▶ **EXERCISE DESCRIPTION**
Say how many lines of these entries include the word "какъ", and answer with the number alone.

▶ **THE INPUT**
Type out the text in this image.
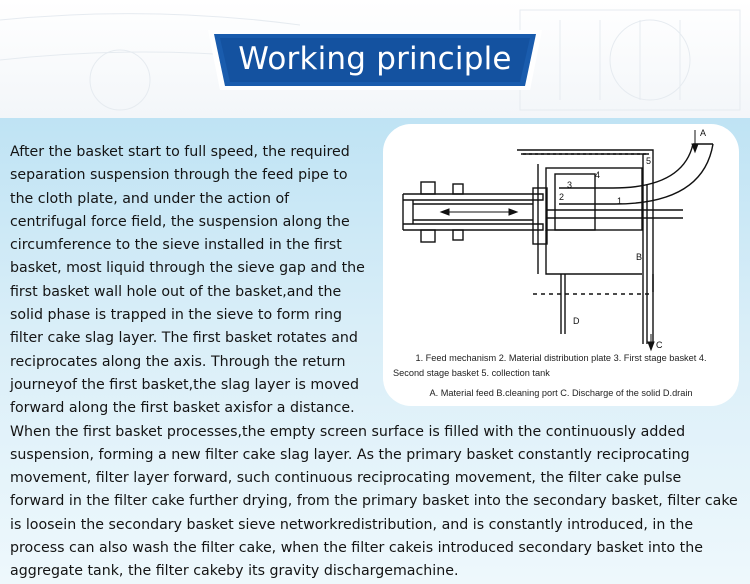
Working principle
A
B
C
D
1
2
3
4
5
1. Feed mechanism 2. Material distribution plate 3. First stage basket 4.
Second stage basket 5. collection tank
A. Material feed B.cleaning port C. Discharge of the solid D.drain
After the basket start to full speed, the required separation suspension through the feed pipe to the cloth plate, and under the action of centrifugal force field, the suspension along the circumference to the sieve installed in the first basket, most liquid through the sieve gap and the first basket wall hole out of the basket,and the solid phase is trapped in the sieve to form ring filter cake slag layer. The first basket rotates and reciprocates along the axis. Through the return journeyof the first basket,the slag layer is moved forward along the first basket axisfor a distance. When the first basket processes,the empty screen surface is filled with the continuously added suspension, forming a new filter cake slag layer. As the primary basket constantly reciprocating movement, filter layer forward, such continuous reciprocating movement, the filter cake pulse forward in the filter cake further drying, from the primary basket into the secondary basket, filter cake is loosein the secondary basket sieve networkredistribution, and is constantly introduced, in the process can also wash the filter cake, when the filter cakeis introduced secondary basket into the aggregate tank, the filter cakeby its gravity dischargemachine.
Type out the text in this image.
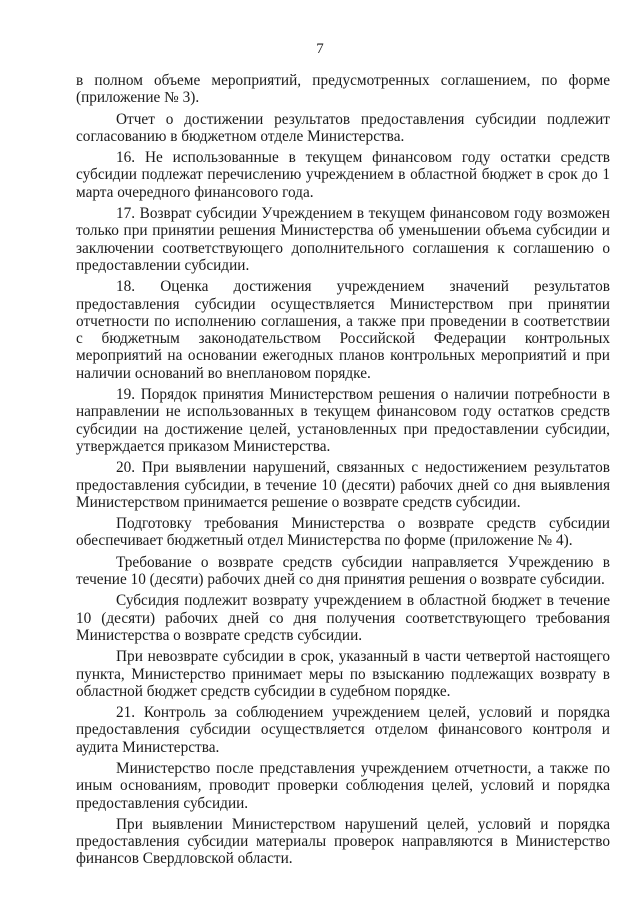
7

в полном объеме мероприятий, предусмотренных соглашением, по форме (приложение № 3).

Отчет о достижении результатов предоставления субсидии подлежит согласованию в бюджетном отделе Министерства.

16. Не использованные в текущем финансовом году остатки средств субсидии подлежат перечислению учреждением в областной бюджет в срок до 1 марта очередного финансового года.

17. Возврат субсидии Учреждением в текущем финансовом году возможен только при принятии решения Министерства об уменьшении объема субсидии и заключении соответствующего дополнительного соглашения к соглашению о предоставлении субсидии.

18. Оценка достижения учреждением значений результатов предоставления субсидии осуществляется Министерством при принятии отчетности по исполнению соглашения, а также при проведении в соответствии с бюджетным законодательством Российской Федерации контрольных мероприятий на основании ежегодных планов контрольных мероприятий и при наличии оснований во внеплановом порядке.

19. Порядок принятия Министерством решения о наличии потребности в направлении не использованных в текущем финансовом году остатков средств субсидии на достижение целей, установленных при предоставлении субсидии, утверждается приказом Министерства.

20. При выявлении нарушений, связанных с недостижением результатов предоставления субсидии, в течение 10 (десяти) рабочих дней со дня выявления Министерством принимается решение о возврате средств субсидии.

Подготовку требования Министерства о возврате средств субсидии обеспечивает бюджетный отдел Министерства по форме (приложение № 4).

Требование о возврате средств субсидии направляется Учреждению в течение 10 (десяти) рабочих дней со дня принятия решения о возврате субсидии.

Субсидия подлежит возврату учреждением в областной бюджет в течение 10 (десяти) рабочих дней со дня получения соответствующего требования Министерства о возврате средств субсидии.

При невозврате субсидии в срок, указанный в части четвертой настоящего пункта, Министерство принимает меры по взысканию подлежащих возврату в областной бюджет средств субсидии в судебном порядке.

21. Контроль за соблюдением учреждением целей, условий и порядка предоставления субсидии осуществляется отделом финансового контроля и аудита Министерства.

Министерство после представления учреждением отчетности, а также по иным основаниям, проводит проверки соблюдения целей, условий и порядка предоставления субсидии.

При выявлении Министерством нарушений целей, условий и порядка предоставления субсидии материалы проверок направляются в Министерство финансов Свердловской области.
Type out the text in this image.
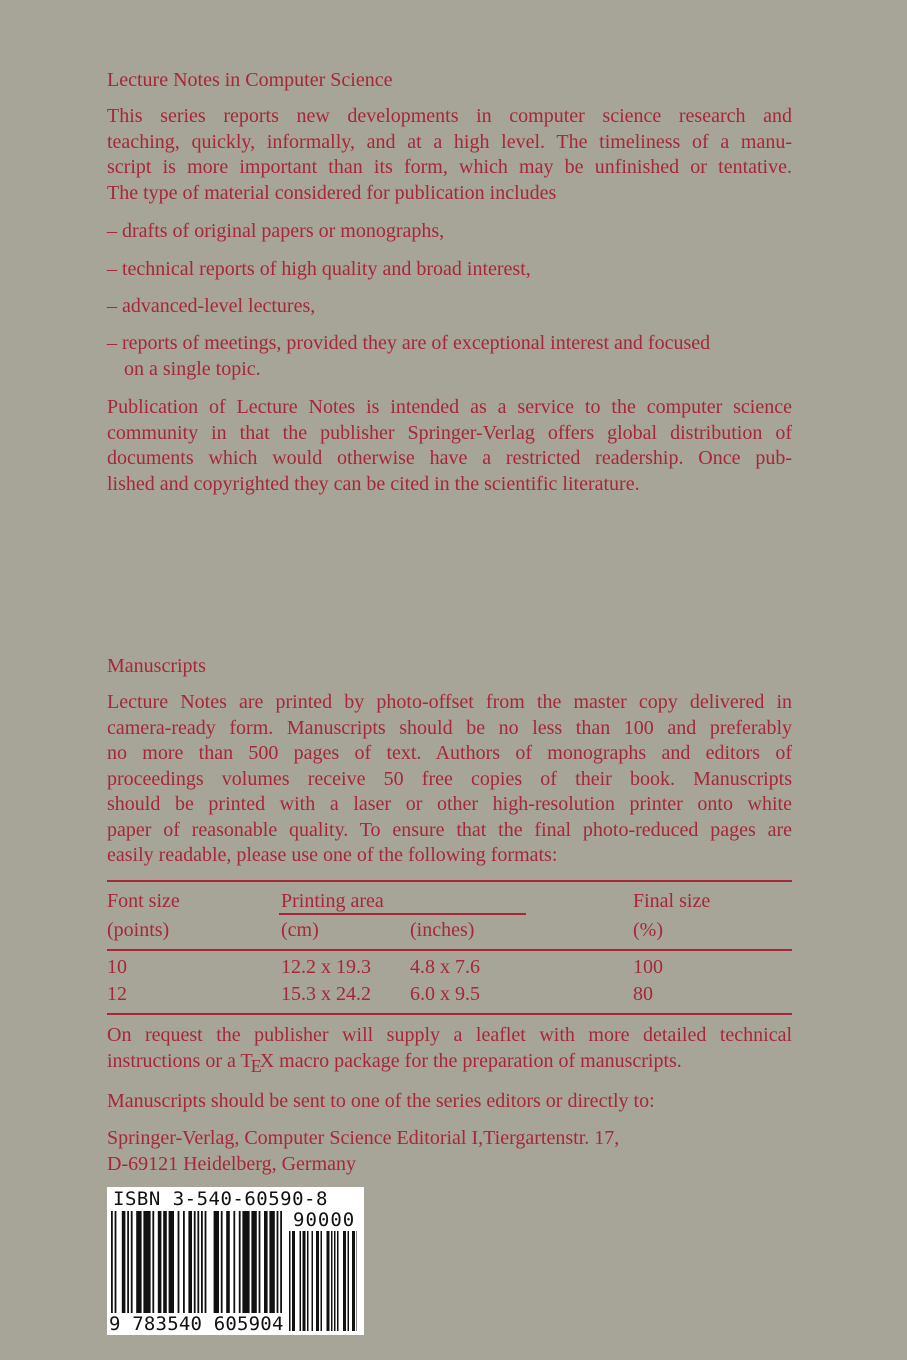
Lecture Notes in Computer Science
This series reports new developments in computer science research and
teaching, quickly, informally, and at a high level. The timeliness of a manu-
script is more important than its form, which may be unfinished or tentative.
The type of material considered for publication includes
– drafts of original papers or monographs,
– technical reports of high quality and broad interest,
– advanced-level lectures,
– reports of meetings, provided they are of exceptional interest and focused
on a single topic.
Publication of Lecture Notes is intended as a service to the computer science
community in that the publisher Springer-Verlag offers global distribution of
documents which would otherwise have a restricted readership. Once pub-
lished and copyrighted they can be cited in the scientific literature.
Manuscripts
Lecture Notes are printed by photo-offset from the master copy delivered in
camera-ready form. Manuscripts should be no less than 100 and preferably
no more than 500 pages of text. Authors of monographs and editors of
proceedings volumes receive 50 free copies of their book. Manuscripts
should be printed with a laser or other high-resolution printer onto white
paper of reasonable quality. To ensure that the final photo-reduced pages are
easily readable, please use one of the following formats:
Font size	Printing area	Final size
(points)	(cm)	(inches)	(%)
10	12.2 x 19.3 4.8 x 7.6	100
12	15.3 x 24.2 6.0 x 9.5	80
On request the publisher will supply a leaflet with more detailed technical
instructions or a TEX macro package for the preparation of manuscripts.
Manuscripts should be sent to one of the series editors or directly to:
Springer-Verlag, Computer Science Editorial I,Tiergartenstr. 17,
D-69121 Heidelberg, Germany
ISBN 3-540-60590-8
90000
9 783540 605904
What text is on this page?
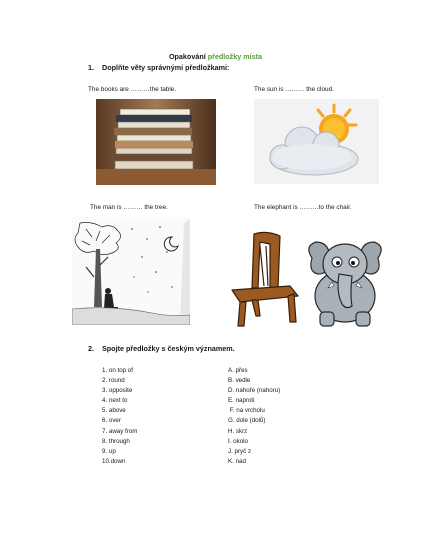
Opakování předložky místa
1. Doplňte věty správnými předložkami:
The books are ………the table.	The sun is ……… the cloud.
The man is ……… the tree.	The elephant is ………to the chair.
2. Spojte předložky s českým významem.
1. on top of
2. round
3. opposite
4. next to
5. above
6. over
7. away from
8. through
9. up
10.down
A. přes
B. vedle
D. nahoře (nahoru)
E. naproti
F. na vrcholu
G. dole (dolů)
H. skrz
I. okolo
J. pryč z
K. nad
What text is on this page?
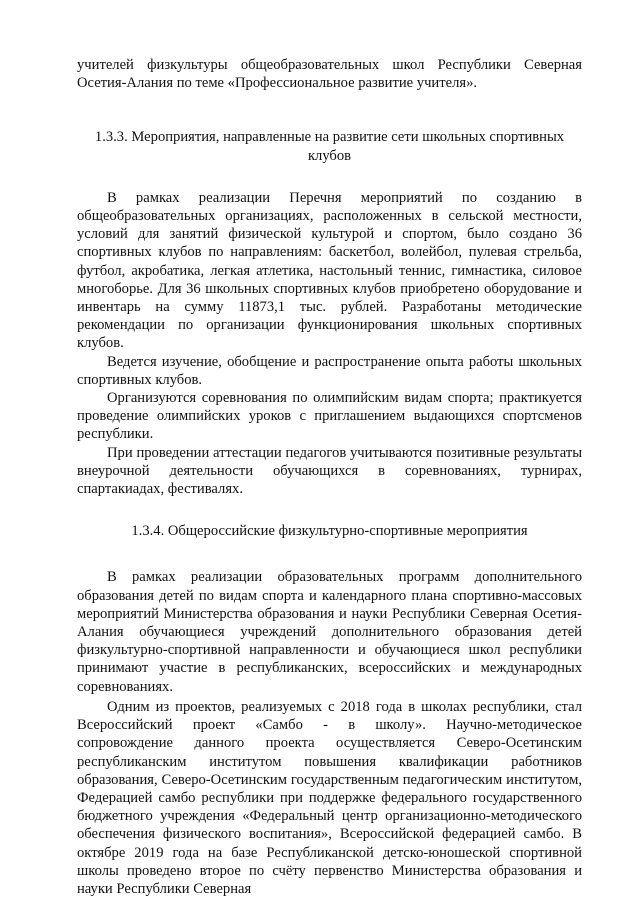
учителей физкультуры общеобразовательных школ Республики Северная Осетия-Алания по теме «Профессиональное развитие учителя».

1.3.3. Мероприятия, направленные на развитие сети школьных спортивных клубов

В рамках реализации Перечня мероприятий по созданию в общеобразовательных организациях, расположенных в сельской местности, условий для занятий физической культурой и спортом, было создано 36 спортивных клубов по направлениям: баскетбол, волейбол, пулевая стрельба, футбол, акробатика, легкая атлетика, настольный теннис, гимнастика, силовое многоборье. Для 36 школьных спортивных клубов приобретено оборудование и инвентарь на сумму 11873,1 тыс. рублей. Разработаны методические рекомендации по организации функционирования школьных спортивных клубов.

Ведется изучение, обобщение и распространение опыта работы школьных спортивных клубов.

Организуются соревнования по олимпийским видам спорта; практикуется проведение олимпийских уроков с приглашением выдающихся спортсменов республики.

При проведении аттестации педагогов учитываются позитивные результаты внеурочной деятельности обучающихся в соревнованиях, турнирах, спартакиадах, фестивалях.

1.3.4. Общероссийские физкультурно-спортивные мероприятия

В рамках реализации образовательных программ дополнительного образования детей по видам спорта и календарного плана спортивно-массовых мероприятий Министерства образования и науки Республики Северная Осетия-Алания обучающиеся учреждений дополнительного образования детей физкультурно-спортивной направленности и обучающиеся школ республики принимают участие в республиканских, всероссийских и международных соревнованиях.

Одним из проектов, реализуемых с 2018 года в школах республики, стал Всероссийский проект «Самбо - в школу». Научно-методическое сопровождение данного проекта осуществляется Северо-Осетинским республиканским институтом повышения квалификации работников образования, Северо-Осетинским государственным педагогическим институтом, Федерацией самбо республики при поддержке федерального государственного бюджетного учреждения «Федеральный центр организационно-методического обеспечения физического воспитания», Всероссийской федерацией самбо. В октябре 2019 года на базе Республиканской детско-юношеской спортивной школы проведено второе по счёту первенство Министерства образования и науки Республики Северная
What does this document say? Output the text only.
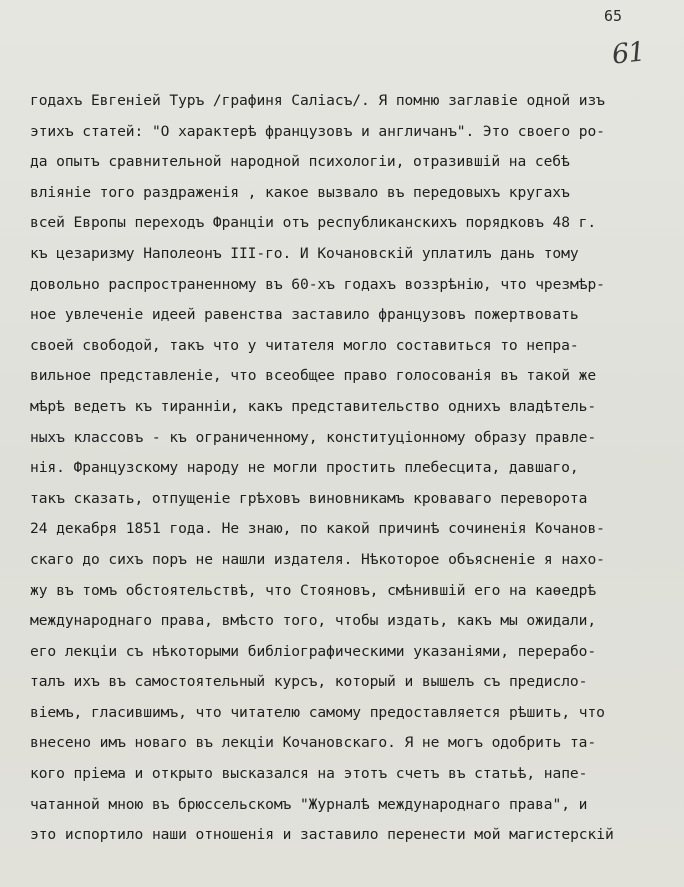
65
61
годахъ Евгеніей Туръ /графиня Саліасъ/. Я помню заглавіе одной изъ
этихъ статей: "О характерѣ французовъ и англичанъ". Это своего ро-
да опытъ сравнительной народной психологіи, отразившій на себѣ
вліяніе того раздраженія , какое вызвало въ передовыхъ кругахъ
всей Европы переходъ Франціи отъ республиканскихъ порядковъ 48 г.
къ цезаризму Наполеонъ III-го. И Кочановскій уплатилъ дань тому
довольно распространенному въ 60-хъ годахъ воззрѣнію, что чрезмѣр-
ное увлеченіе идеей равенства заставило французовъ пожертвовать
своей свободой, такъ что у читателя могло составиться то непра-
вильное представленіе, что всеобщее право голосованія въ такой же
мѣрѣ ведетъ къ тираннiи, какъ представительство однихъ владѣтель-
ныхъ классовъ - къ ограниченному, конституціонному образу правле-
нія. Французскому народу не могли простить плебесцита, давшаго,
такъ сказать, отпущеніе грѣховъ виновникамъ кроваваго переворота
24 декабря 1851 года. Не знаю, по какой причинѣ сочиненія Кочанов-
скаго до сихъ поръ не нашли издателя. Нѣкоторое объясненіе я нахо-
жу въ томъ обстоятельствѣ, что Стояновъ, смѣнившій его на каѳедрѣ
международнаго права, вмѣсто того, чтобы издать, какъ мы ожидали,
его лекціи съ нѣкоторыми библіографическими указаніями, перерабо-
талъ ихъ въ самостоятельный курсъ, который и вышелъ съ предисло-
віемъ, гласившимъ, что читателю самому предоставляется рѣшить, что
внесено имъ новаго въ лекціи Кочановскаго. Я не могъ одобрить та-
кого пріема и открыто высказался на этотъ счетъ въ статьѣ, напе-
чатанной мною въ брюссельскомъ "Журналѣ международнаго права", и
это испортило наши отношенія и заставило перенести мой магистерскій
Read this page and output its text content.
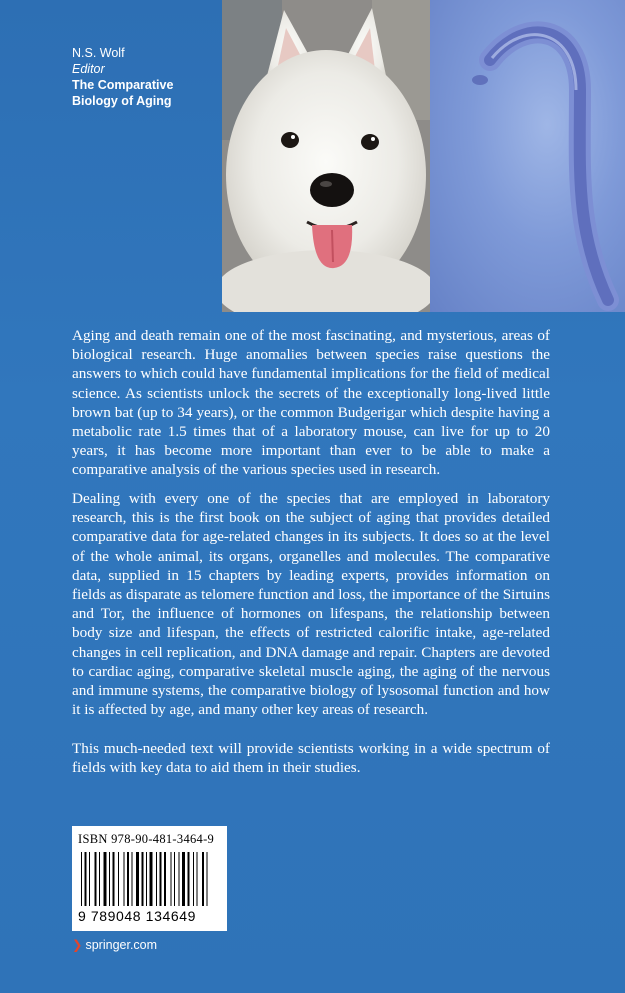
N.S. Wolf
Editor
The Comparative
Biology of Aging

Aging and death remain one of the most fascinating, and mysterious, areas of biological research. Huge anomalies between species raise questions the answers to which could have fundamental implications for the field of medical science. As scientists unlock the secrets of the exceptionally long-lived little brown bat (up to 34 years), or the common Budgerigar which despite having a metabolic rate 1.5 times that of a laboratory mouse, can live for up to 20 years, it has become more important than ever to be able to make a comparative analysis of the various species used in research.

Dealing with every one of the species that are employed in laboratory research, this is the first book on the subject of aging that provides detailed comparative data for age-related changes in its subjects. It does so at the level of the whole animal, its organs, organelles and molecules. The comparative data, supplied in 15 chapters by leading experts, provides information on fields as disparate as telomere function and loss, the importance of the Sirtuins and Tor, the influence of hormones on lifespans, the relationship between body size and lifespan, the effects of restricted calorific intake, age-related changes in cell replication, and DNA damage and repair. Chapters are devoted to cardiac aging, comparative skeletal muscle aging, the aging of the nervous and immune systems, the comparative biology of lysosomal function and how it is affected by age, and many other key areas of research.

This much-needed text will provide scientists working in a wide spectrum of fields with key data to aid them in their studies.

ISBN 978-90-481-3464-9
9 789048 134649
❯ springer.com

▶ **PROBLEM SOLUTION**
2